# START OF DATA FOR PROCESSING

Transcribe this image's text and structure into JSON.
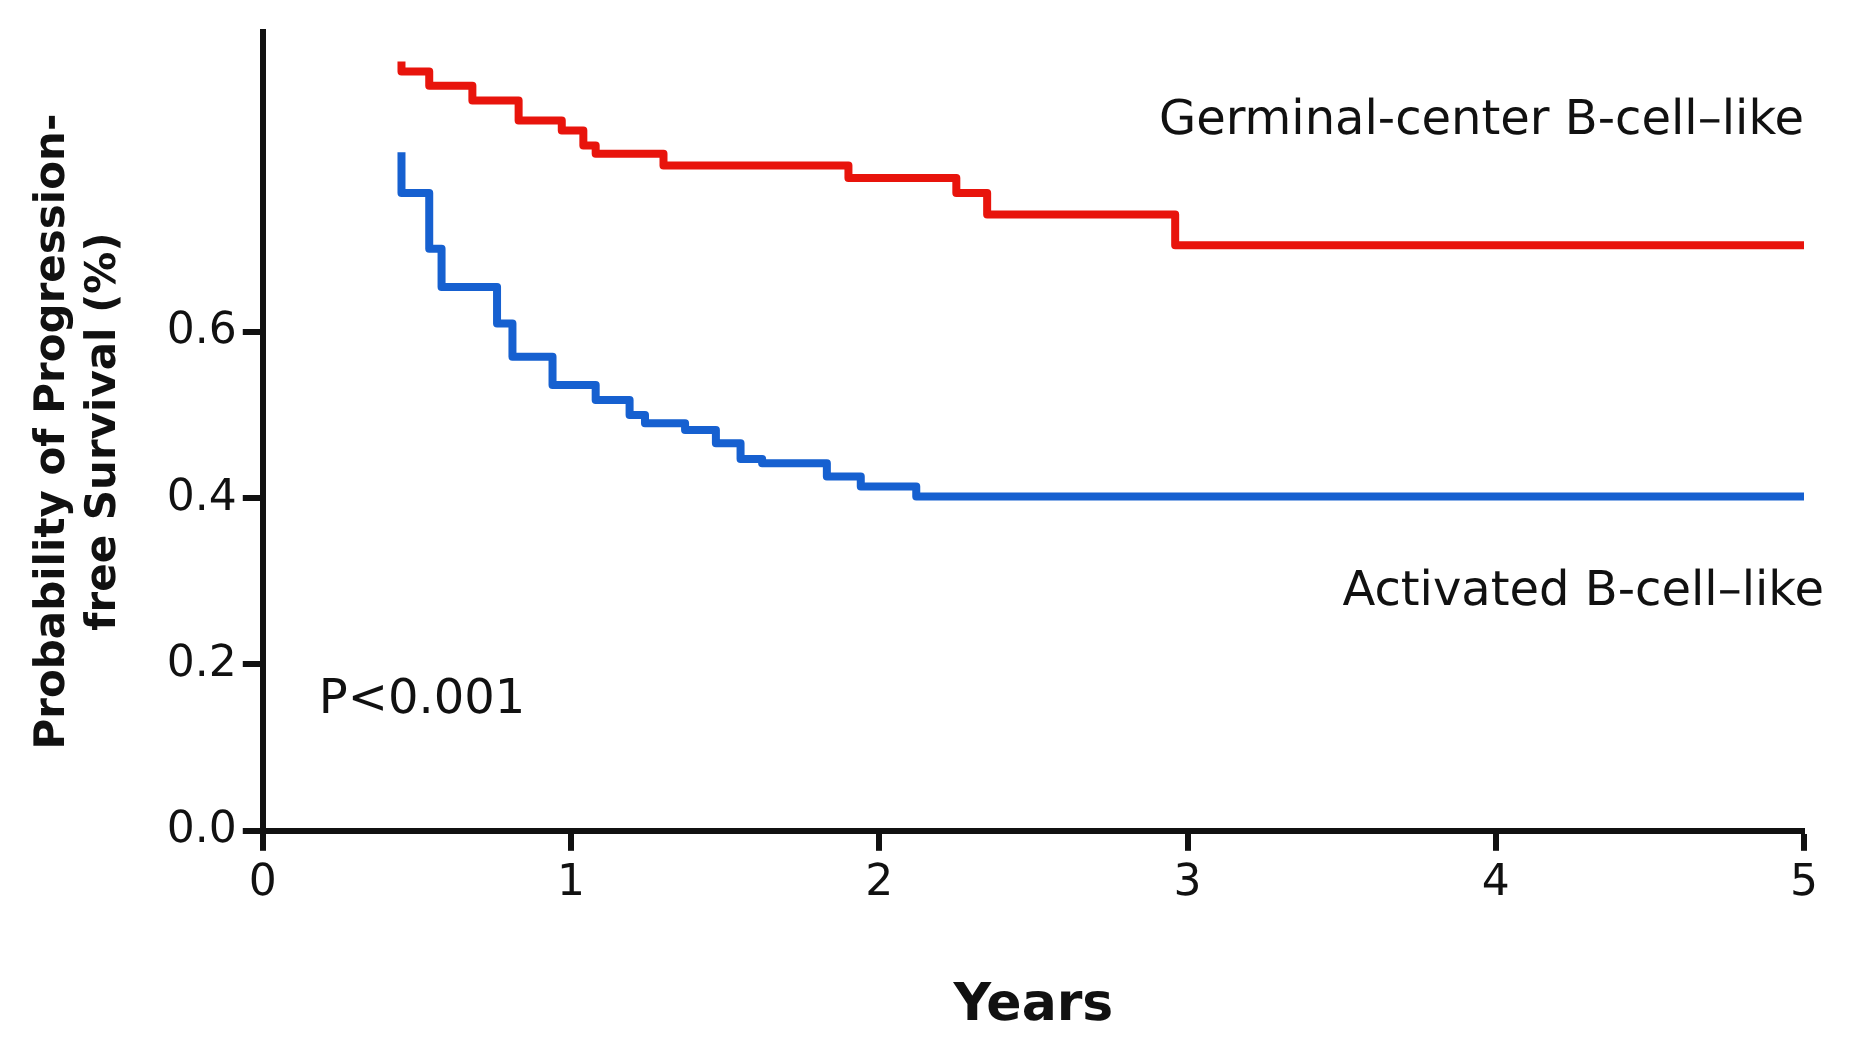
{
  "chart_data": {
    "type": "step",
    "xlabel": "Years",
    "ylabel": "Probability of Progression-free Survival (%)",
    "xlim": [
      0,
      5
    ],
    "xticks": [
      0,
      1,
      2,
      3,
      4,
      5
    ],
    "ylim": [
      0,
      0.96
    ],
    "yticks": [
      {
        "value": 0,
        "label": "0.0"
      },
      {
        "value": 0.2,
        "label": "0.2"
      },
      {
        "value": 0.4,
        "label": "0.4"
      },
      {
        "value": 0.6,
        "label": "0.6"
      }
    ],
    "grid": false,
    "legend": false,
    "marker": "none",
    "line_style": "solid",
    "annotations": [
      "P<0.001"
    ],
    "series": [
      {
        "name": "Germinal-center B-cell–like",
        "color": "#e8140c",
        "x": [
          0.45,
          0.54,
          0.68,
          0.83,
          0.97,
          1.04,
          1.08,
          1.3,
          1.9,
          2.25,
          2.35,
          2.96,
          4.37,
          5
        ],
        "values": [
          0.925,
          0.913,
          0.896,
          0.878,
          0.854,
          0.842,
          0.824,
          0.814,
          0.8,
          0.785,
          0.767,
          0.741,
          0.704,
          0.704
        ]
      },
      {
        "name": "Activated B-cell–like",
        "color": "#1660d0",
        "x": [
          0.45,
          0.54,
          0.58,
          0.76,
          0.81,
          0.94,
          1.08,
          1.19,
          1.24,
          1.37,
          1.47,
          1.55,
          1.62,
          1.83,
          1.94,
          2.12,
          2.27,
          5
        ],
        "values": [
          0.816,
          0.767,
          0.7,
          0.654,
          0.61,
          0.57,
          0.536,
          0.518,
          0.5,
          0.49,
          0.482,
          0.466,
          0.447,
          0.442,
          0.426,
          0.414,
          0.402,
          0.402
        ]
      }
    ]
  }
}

# END OF DATA FOR PROCESSING
# START OF DATA FOR PROCESSING

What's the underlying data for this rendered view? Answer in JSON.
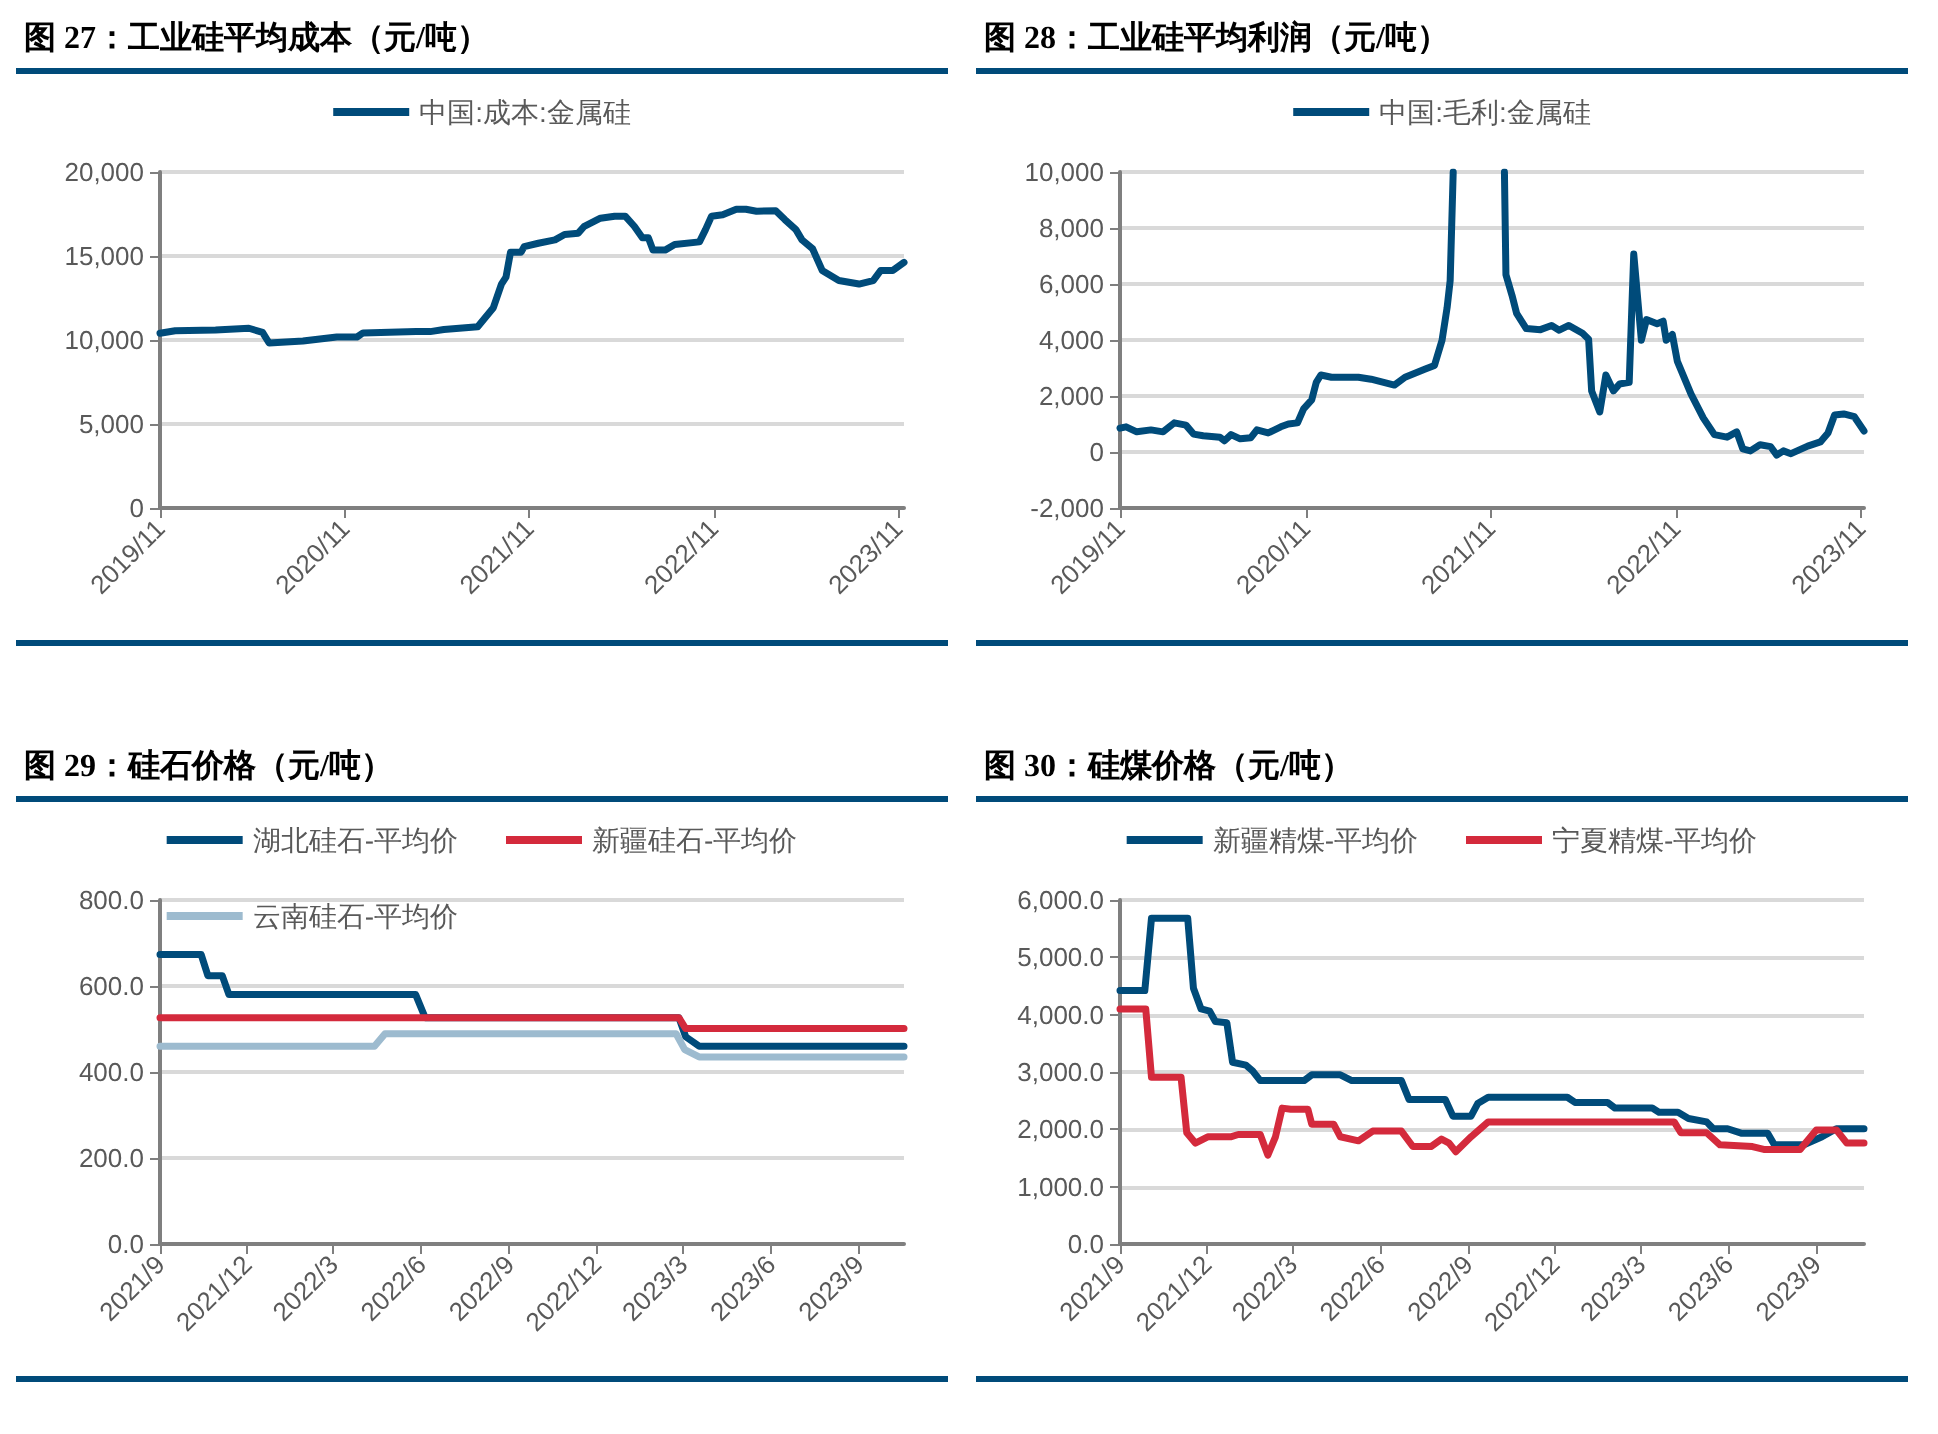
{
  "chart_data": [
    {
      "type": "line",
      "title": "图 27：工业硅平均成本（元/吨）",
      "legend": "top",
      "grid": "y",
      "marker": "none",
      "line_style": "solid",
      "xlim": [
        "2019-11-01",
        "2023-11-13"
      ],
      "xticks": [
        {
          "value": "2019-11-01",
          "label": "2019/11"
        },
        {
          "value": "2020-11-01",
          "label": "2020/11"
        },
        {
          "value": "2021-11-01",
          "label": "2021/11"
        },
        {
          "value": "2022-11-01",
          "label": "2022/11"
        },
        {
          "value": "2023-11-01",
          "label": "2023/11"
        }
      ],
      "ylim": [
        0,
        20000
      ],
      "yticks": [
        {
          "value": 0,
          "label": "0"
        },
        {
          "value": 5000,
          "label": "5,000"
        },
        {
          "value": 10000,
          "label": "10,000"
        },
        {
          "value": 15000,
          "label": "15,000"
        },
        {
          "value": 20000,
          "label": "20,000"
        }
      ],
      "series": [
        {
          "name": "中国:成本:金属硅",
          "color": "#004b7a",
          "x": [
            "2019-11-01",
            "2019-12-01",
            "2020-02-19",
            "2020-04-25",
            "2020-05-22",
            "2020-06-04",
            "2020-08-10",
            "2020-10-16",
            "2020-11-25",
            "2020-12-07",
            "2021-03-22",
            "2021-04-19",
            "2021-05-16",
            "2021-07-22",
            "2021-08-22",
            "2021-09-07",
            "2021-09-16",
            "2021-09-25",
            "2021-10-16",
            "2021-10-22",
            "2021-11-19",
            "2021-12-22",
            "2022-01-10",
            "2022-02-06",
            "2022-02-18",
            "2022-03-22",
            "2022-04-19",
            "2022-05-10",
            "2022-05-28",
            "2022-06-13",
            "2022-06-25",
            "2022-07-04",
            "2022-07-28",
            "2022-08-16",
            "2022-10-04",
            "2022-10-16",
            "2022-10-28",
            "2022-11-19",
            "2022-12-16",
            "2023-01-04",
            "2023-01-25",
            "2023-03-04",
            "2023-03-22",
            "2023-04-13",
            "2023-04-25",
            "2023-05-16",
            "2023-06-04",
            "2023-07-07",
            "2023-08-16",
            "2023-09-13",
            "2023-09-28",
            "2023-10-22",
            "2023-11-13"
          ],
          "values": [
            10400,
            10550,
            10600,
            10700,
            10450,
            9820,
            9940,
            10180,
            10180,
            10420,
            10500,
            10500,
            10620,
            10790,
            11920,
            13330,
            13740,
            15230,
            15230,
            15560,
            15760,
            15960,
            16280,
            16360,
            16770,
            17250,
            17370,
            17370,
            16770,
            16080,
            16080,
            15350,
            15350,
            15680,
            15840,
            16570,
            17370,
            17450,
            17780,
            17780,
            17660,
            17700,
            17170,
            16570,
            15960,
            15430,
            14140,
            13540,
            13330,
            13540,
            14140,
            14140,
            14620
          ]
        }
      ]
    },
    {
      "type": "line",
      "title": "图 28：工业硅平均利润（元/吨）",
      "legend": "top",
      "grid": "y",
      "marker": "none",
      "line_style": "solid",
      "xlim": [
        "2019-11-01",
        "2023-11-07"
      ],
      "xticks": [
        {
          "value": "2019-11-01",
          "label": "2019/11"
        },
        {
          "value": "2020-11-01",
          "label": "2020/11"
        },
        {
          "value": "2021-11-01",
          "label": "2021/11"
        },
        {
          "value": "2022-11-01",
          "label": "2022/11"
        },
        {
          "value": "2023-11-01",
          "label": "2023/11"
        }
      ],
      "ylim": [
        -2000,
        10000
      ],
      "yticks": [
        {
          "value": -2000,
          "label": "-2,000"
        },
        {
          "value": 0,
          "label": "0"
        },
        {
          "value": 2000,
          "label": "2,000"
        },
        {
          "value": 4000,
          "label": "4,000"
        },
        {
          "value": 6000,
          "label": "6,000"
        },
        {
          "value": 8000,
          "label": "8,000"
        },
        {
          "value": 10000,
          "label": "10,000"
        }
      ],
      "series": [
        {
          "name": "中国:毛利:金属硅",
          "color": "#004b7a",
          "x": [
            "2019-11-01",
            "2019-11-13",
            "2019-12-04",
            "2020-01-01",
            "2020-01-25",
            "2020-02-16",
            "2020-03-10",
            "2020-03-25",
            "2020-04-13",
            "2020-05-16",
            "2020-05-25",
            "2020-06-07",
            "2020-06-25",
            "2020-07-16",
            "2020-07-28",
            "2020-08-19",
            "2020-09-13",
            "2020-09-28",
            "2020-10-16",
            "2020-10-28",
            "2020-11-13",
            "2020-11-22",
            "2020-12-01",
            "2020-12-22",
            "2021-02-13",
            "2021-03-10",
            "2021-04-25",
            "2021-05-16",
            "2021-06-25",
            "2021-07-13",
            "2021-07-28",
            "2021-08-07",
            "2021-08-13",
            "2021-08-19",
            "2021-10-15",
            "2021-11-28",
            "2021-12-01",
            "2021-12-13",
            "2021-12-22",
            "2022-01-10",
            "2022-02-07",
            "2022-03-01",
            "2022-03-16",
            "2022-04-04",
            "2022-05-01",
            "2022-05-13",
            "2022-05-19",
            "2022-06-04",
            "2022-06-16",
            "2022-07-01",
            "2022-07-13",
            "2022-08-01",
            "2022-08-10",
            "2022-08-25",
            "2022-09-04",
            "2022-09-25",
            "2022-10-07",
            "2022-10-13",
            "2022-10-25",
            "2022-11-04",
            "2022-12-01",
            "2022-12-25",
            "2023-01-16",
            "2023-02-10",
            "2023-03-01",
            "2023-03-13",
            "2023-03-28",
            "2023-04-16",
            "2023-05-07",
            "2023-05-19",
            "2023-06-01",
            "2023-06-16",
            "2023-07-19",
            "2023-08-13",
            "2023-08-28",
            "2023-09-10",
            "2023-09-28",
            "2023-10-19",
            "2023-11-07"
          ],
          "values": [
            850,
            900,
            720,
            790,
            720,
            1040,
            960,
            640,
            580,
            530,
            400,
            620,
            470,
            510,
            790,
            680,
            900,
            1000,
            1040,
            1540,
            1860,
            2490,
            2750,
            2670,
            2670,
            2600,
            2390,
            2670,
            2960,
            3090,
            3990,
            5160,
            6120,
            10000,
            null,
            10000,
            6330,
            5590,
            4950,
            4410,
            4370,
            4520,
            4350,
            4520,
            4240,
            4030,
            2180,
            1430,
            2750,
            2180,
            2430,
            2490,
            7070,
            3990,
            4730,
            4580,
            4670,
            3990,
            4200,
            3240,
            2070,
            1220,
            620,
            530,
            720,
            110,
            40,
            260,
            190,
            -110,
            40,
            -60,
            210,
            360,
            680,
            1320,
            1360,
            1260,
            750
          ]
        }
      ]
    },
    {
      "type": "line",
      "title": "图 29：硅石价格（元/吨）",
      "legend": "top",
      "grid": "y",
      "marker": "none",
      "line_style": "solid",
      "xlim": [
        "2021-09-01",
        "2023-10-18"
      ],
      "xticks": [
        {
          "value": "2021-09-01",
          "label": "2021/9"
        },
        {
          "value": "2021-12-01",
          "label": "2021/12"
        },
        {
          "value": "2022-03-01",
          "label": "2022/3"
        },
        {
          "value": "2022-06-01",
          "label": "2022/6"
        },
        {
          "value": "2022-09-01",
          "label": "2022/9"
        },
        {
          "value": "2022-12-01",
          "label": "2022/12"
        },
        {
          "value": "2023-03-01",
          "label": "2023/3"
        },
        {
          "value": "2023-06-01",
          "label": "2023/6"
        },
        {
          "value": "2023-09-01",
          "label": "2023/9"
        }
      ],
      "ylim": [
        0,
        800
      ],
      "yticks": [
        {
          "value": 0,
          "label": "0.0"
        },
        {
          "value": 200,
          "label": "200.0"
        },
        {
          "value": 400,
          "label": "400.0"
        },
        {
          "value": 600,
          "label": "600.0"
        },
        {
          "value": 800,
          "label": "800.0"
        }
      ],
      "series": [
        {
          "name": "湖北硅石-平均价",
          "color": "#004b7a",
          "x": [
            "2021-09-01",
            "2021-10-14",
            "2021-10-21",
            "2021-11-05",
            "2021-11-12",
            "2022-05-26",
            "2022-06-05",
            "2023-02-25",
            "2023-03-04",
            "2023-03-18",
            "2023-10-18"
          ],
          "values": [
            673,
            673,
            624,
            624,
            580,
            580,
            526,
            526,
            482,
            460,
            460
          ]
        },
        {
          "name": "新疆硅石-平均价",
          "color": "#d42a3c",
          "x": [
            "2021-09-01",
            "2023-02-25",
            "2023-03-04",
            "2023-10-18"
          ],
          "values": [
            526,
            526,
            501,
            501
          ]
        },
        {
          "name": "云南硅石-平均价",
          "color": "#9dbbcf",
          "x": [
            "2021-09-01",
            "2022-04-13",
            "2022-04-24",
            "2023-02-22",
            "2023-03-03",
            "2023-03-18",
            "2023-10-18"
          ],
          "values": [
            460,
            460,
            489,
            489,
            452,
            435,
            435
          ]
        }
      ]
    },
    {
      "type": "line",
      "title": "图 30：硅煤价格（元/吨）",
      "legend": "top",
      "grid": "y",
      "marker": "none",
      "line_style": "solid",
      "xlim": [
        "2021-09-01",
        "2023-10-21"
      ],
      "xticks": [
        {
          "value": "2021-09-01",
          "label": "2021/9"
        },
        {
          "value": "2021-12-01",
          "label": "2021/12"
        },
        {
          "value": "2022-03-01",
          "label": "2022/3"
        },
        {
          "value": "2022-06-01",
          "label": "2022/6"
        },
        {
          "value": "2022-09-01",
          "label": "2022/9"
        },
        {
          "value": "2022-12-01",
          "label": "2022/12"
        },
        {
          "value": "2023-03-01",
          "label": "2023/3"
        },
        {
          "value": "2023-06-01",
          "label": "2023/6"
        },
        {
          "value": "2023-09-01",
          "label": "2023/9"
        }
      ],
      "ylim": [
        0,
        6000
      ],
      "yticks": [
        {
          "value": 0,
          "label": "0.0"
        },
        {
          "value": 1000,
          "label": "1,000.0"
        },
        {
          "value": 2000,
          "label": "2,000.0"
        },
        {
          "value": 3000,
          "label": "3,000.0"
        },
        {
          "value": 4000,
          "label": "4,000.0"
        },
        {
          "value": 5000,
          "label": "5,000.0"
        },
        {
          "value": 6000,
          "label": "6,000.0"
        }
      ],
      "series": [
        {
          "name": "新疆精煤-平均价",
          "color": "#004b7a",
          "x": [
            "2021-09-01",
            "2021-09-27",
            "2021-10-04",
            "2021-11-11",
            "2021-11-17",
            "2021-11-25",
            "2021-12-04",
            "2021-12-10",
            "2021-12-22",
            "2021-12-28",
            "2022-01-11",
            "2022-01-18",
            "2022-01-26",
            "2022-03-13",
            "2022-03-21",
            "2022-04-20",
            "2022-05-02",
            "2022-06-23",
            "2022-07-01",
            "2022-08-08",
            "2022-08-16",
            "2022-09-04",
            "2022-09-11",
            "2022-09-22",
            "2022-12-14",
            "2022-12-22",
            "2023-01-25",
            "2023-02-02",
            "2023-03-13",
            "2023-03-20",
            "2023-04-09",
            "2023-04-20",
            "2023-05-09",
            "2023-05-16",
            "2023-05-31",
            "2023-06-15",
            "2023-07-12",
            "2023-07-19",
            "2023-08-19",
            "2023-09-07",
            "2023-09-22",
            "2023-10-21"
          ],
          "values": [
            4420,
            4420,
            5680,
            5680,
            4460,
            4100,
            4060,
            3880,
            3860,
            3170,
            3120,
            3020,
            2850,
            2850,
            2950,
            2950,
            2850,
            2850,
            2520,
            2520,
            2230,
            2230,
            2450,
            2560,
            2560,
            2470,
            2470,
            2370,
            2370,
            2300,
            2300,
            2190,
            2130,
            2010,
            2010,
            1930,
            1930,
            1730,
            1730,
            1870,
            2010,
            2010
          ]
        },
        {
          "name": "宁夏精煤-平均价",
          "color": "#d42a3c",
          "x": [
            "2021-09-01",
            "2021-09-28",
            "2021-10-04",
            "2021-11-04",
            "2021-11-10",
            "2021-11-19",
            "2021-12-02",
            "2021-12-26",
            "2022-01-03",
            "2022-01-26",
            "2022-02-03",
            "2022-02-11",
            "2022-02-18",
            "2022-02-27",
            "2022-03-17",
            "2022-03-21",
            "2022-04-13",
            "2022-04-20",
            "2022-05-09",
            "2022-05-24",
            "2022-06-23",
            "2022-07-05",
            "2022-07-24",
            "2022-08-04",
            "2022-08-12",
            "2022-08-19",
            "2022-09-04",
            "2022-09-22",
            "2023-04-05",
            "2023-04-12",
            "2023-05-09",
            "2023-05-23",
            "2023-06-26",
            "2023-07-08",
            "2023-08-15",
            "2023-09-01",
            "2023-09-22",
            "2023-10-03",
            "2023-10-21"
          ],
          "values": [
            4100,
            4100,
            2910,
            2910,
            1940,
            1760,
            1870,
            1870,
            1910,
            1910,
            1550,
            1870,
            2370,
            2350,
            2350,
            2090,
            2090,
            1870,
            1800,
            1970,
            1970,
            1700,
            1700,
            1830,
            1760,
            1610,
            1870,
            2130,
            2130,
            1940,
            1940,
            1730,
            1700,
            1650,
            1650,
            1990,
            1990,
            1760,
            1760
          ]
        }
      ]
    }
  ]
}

# END OF DATA FOR PROCESSING

EXERCISE OBJECTIVE: In the entries above, find each line with the word "like" and copy it.

WRITTEN SOLUTION:
        "name": "Germinal-center B-cell–like",
        "name": "Activated B-cell–like",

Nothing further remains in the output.